§ **EXERCISE INSTRUCTIONS**
Repeat each entry in full, exactly.

[start]

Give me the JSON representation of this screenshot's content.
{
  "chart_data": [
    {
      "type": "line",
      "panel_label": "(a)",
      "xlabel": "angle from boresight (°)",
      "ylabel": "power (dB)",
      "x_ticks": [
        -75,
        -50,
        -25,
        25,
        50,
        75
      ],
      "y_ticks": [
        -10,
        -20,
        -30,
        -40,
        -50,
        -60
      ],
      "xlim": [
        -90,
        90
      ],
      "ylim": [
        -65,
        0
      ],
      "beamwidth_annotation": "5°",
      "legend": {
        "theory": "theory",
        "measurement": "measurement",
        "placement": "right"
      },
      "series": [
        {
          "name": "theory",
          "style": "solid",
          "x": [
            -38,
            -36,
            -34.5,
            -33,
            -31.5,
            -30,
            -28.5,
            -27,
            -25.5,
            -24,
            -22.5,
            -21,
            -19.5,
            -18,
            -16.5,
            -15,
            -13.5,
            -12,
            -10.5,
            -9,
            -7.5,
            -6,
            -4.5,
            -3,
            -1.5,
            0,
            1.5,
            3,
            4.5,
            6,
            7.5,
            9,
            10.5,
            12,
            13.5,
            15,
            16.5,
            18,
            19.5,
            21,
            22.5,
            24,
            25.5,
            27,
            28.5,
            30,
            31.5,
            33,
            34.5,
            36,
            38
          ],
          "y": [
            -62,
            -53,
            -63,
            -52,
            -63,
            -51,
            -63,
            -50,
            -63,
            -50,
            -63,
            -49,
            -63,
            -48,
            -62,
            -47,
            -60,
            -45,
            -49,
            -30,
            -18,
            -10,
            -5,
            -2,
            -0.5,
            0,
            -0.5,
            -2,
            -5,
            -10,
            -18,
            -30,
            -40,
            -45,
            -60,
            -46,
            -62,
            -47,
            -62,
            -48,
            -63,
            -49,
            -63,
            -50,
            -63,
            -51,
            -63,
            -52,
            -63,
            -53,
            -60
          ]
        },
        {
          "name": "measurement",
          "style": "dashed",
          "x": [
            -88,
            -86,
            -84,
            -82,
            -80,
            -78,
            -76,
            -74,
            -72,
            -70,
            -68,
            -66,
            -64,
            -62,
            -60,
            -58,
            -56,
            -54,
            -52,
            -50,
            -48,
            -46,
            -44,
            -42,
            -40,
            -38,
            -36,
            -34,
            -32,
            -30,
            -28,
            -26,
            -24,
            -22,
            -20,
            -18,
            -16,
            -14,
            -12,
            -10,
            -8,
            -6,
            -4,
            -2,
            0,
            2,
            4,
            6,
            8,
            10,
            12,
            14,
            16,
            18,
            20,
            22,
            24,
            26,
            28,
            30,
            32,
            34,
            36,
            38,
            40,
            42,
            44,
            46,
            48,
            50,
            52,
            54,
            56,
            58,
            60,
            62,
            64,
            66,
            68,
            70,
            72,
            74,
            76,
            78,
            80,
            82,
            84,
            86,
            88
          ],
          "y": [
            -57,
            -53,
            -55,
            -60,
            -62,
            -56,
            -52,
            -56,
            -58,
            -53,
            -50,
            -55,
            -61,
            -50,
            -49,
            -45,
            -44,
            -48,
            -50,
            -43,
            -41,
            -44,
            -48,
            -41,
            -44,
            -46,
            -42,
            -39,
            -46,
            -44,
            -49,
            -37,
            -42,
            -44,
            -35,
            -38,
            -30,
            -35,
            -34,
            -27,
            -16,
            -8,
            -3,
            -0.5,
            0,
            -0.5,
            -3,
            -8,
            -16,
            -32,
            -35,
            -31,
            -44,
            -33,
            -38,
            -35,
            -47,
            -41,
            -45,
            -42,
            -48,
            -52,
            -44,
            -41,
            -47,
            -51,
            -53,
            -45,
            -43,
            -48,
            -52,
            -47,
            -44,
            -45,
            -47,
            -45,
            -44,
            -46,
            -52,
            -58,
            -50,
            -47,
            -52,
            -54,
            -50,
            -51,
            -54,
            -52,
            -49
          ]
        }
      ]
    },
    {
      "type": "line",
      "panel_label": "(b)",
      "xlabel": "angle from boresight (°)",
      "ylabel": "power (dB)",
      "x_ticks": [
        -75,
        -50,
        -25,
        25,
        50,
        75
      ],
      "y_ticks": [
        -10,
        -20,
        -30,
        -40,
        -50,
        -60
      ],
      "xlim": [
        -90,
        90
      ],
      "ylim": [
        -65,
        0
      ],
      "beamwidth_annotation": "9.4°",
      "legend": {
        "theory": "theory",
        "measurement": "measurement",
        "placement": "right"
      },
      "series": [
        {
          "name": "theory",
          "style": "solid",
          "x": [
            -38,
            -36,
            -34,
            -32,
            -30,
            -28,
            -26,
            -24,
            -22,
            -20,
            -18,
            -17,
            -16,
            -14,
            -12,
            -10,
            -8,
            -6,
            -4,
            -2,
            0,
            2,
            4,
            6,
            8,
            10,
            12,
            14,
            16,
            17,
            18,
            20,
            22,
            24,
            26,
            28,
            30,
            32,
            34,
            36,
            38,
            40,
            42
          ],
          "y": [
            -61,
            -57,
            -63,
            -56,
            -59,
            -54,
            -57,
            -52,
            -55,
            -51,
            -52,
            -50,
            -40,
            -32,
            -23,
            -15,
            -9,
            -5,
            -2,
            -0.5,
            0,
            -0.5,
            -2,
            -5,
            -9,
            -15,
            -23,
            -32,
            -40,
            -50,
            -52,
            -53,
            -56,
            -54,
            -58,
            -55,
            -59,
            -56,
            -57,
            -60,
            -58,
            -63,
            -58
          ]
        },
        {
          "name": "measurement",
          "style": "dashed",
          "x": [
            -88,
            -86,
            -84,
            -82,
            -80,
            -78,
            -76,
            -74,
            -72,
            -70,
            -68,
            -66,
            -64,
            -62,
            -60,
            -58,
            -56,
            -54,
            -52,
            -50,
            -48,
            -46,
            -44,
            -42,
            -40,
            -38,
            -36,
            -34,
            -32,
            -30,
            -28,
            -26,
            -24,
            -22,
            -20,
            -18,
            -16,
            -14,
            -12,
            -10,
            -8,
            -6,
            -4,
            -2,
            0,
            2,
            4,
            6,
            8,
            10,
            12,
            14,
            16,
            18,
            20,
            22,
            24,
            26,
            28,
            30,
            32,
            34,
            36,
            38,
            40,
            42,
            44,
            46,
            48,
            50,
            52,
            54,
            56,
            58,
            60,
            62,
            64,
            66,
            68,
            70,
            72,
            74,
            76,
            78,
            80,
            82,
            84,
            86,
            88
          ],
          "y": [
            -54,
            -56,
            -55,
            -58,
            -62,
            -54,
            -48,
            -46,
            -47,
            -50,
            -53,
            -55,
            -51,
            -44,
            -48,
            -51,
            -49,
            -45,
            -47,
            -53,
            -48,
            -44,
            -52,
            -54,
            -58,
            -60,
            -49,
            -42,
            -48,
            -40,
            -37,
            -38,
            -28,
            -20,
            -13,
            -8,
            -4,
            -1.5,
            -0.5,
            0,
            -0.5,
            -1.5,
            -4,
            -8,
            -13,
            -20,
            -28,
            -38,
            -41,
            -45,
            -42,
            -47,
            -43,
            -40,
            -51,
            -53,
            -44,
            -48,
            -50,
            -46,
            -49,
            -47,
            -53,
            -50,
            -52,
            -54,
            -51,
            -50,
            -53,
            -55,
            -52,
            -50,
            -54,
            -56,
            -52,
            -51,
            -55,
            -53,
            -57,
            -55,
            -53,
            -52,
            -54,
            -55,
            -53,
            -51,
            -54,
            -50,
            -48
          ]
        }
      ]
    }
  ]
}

[end]

§ **EXPECTED OUTPUT**
Give me the JSON representation of this screenshot's content.
{
  "chart_data": [
    {
      "type": "line",
      "panel_label": "(a)",
      "xlabel": "angle from boresight (°)",
      "ylabel": "power (dB)",
      "x_ticks": [
        -75,
        -50,
        -25,
        25,
        50,
        75
      ],
      "y_ticks": [
        -10,
        -20,
        -30,
        -40,
        -50,
        -60
      ],
      "xlim": [
        -90,
        90
      ],
      "ylim": [
        -65,
        0
      ],
      "beamwidth_annotation": "5°",
      "legend": {
        "theory": "theory",
        "measurement": "measurement",
        "placement": "right"
      },
      "series": [
        {
          "name": "theory",
          "style": "solid",
          "x": [
            -38,
            -36,
            -34.5,
            -33,
            -31.5,
            -30,
            -28.5,
            -27,
            -25.5,
            -24,
            -22.5,
            -21,
            -19.5,
            -18,
            -16.5,
            -15,
            -13.5,
            -12,
            -10.5,
            -9,
            -7.5,
            -6,
            -4.5,
            -3,
            -1.5,
            0,
            1.5,
            3,
            4.5,
            6,
            7.5,
            9,
            10.5,
            12,
            13.5,
            15,
            16.5,
            18,
            19.5,
            21,
            22.5,
            24,
            25.5,
            27,
            28.5,
            30,
            31.5,
            33,
            34.5,
            36,
            38
          ],
          "y": [
            -62,
            -53,
            -63,
            -52,
            -63,
            -51,
            -63,
            -50,
            -63,
            -50,
            -63,
            -49,
            -63,
            -48,
            -62,
            -47,
            -60,
            -45,
            -49,
            -30,
            -18,
            -10,
            -5,
            -2,
            -0.5,
            0,
            -0.5,
            -2,
            -5,
            -10,
            -18,
            -30,
            -40,
            -45,
            -60,
            -46,
            -62,
            -47,
            -62,
            -48,
            -63,
            -49,
            -63,
            -50,
            -63,
            -51,
            -63,
            -52,
            -63,
            -53,
            -60
          ]
        },
        {
          "name": "measurement",
          "style": "dashed",
          "x": [
            -88,
            -86,
            -84,
            -82,
            -80,
            -78,
            -76,
            -74,
            -72,
            -70,
            -68,
            -66,
            -64,
            -62,
            -60,
            -58,
            -56,
            -54,
            -52,
            -50,
            -48,
            -46,
            -44,
            -42,
            -40,
            -38,
            -36,
            -34,
            -32,
            -30,
            -28,
            -26,
            -24,
            -22,
            -20,
            -18,
            -16,
            -14,
            -12,
            -10,
            -8,
            -6,
            -4,
            -2,
            0,
            2,
            4,
            6,
            8,
            10,
            12,
            14,
            16,
            18,
            20,
            22,
            24,
            26,
            28,
            30,
            32,
            34,
            36,
            38,
            40,
            42,
            44,
            46,
            48,
            50,
            52,
            54,
            56,
            58,
            60,
            62,
            64,
            66,
            68,
            70,
            72,
            74,
            76,
            78,
            80,
            82,
            84,
            86,
            88
          ],
          "y": [
            -57,
            -53,
            -55,
            -60,
            -62,
            -56,
            -52,
            -56,
            -58,
            -53,
            -50,
            -55,
            -61,
            -50,
            -49,
            -45,
            -44,
            -48,
            -50,
            -43,
            -41,
            -44,
            -48,
            -41,
            -44,
            -46,
            -42,
            -39,
            -46,
            -44,
            -49,
            -37,
            -42,
            -44,
            -35,
            -38,
            -30,
            -35,
            -34,
            -27,
            -16,
            -8,
            -3,
            -0.5,
            0,
            -0.5,
            -3,
            -8,
            -16,
            -32,
            -35,
            -31,
            -44,
            -33,
            -38,
            -35,
            -47,
            -41,
            -45,
            -42,
            -48,
            -52,
            -44,
            -41,
            -47,
            -51,
            -53,
            -45,
            -43,
            -48,
            -52,
            -47,
            -44,
            -45,
            -47,
            -45,
            -44,
            -46,
            -52,
            -58,
            -50,
            -47,
            -52,
            -54,
            -50,
            -51,
            -54,
            -52,
            -49
          ]
        }
      ]
    },
    {
      "type": "line",
      "panel_label": "(b)",
      "xlabel": "angle from boresight (°)",
      "ylabel": "power (dB)",
      "x_ticks": [
        -75,
        -50,
        -25,
        25,
        50,
        75
      ],
      "y_ticks": [
        -10,
        -20,
        -30,
        -40,
        -50,
        -60
      ],
      "xlim": [
        -90,
        90
      ],
      "ylim": [
        -65,
        0
      ],
      "beamwidth_annotation": "9.4°",
      "legend": {
        "theory": "theory",
        "measurement": "measurement",
        "placement": "right"
      },
      "series": [
        {
          "name": "theory",
          "style": "solid",
          "x": [
            -38,
            -36,
            -34,
            -32,
            -30,
            -28,
            -26,
            -24,
            -22,
            -20,
            -18,
            -17,
            -16,
            -14,
            -12,
            -10,
            -8,
            -6,
            -4,
            -2,
            0,
            2,
            4,
            6,
            8,
            10,
            12,
            14,
            16,
            17,
            18,
            20,
            22,
            24,
            26,
            28,
            30,
            32,
            34,
            36,
            38,
            40,
            42
          ],
          "y": [
            -61,
            -57,
            -63,
            -56,
            -59,
            -54,
            -57,
            -52,
            -55,
            -51,
            -52,
            -50,
            -40,
            -32,
            -23,
            -15,
            -9,
            -5,
            -2,
            -0.5,
            0,
            -0.5,
            -2,
            -5,
            -9,
            -15,
            -23,
            -32,
            -40,
            -50,
            -52,
            -53,
            -56,
            -54,
            -58,
            -55,
            -59,
            -56,
            -57,
            -60,
            -58,
            -63,
            -58
          ]
        },
        {
          "name": "measurement",
          "style": "dashed",
          "x": [
            -88,
            -86,
            -84,
            -82,
            -80,
            -78,
            -76,
            -74,
            -72,
            -70,
            -68,
            -66,
            -64,
            -62,
            -60,
            -58,
            -56,
            -54,
            -52,
            -50,
            -48,
            -46,
            -44,
            -42,
            -40,
            -38,
            -36,
            -34,
            -32,
            -30,
            -28,
            -26,
            -24,
            -22,
            -20,
            -18,
            -16,
            -14,
            -12,
            -10,
            -8,
            -6,
            -4,
            -2,
            0,
            2,
            4,
            6,
            8,
            10,
            12,
            14,
            16,
            18,
            20,
            22,
            24,
            26,
            28,
            30,
            32,
            34,
            36,
            38,
            40,
            42,
            44,
            46,
            48,
            50,
            52,
            54,
            56,
            58,
            60,
            62,
            64,
            66,
            68,
            70,
            72,
            74,
            76,
            78,
            80,
            82,
            84,
            86,
            88
          ],
          "y": [
            -54,
            -56,
            -55,
            -58,
            -62,
            -54,
            -48,
            -46,
            -47,
            -50,
            -53,
            -55,
            -51,
            -44,
            -48,
            -51,
            -49,
            -45,
            -47,
            -53,
            -48,
            -44,
            -52,
            -54,
            -58,
            -60,
            -49,
            -42,
            -48,
            -40,
            -37,
            -38,
            -28,
            -20,
            -13,
            -8,
            -4,
            -1.5,
            -0.5,
            0,
            -0.5,
            -1.5,
            -4,
            -8,
            -13,
            -20,
            -28,
            -38,
            -41,
            -45,
            -42,
            -47,
            -43,
            -40,
            -51,
            -53,
            -44,
            -48,
            -50,
            -46,
            -49,
            -47,
            -53,
            -50,
            -52,
            -54,
            -51,
            -50,
            -53,
            -55,
            -52,
            -50,
            -54,
            -56,
            -52,
            -51,
            -55,
            -53,
            -57,
            -55,
            -53,
            -52,
            -54,
            -55,
            -53,
            -51,
            -54,
            -50,
            -48
          ]
        }
      ]
    }
  ]
}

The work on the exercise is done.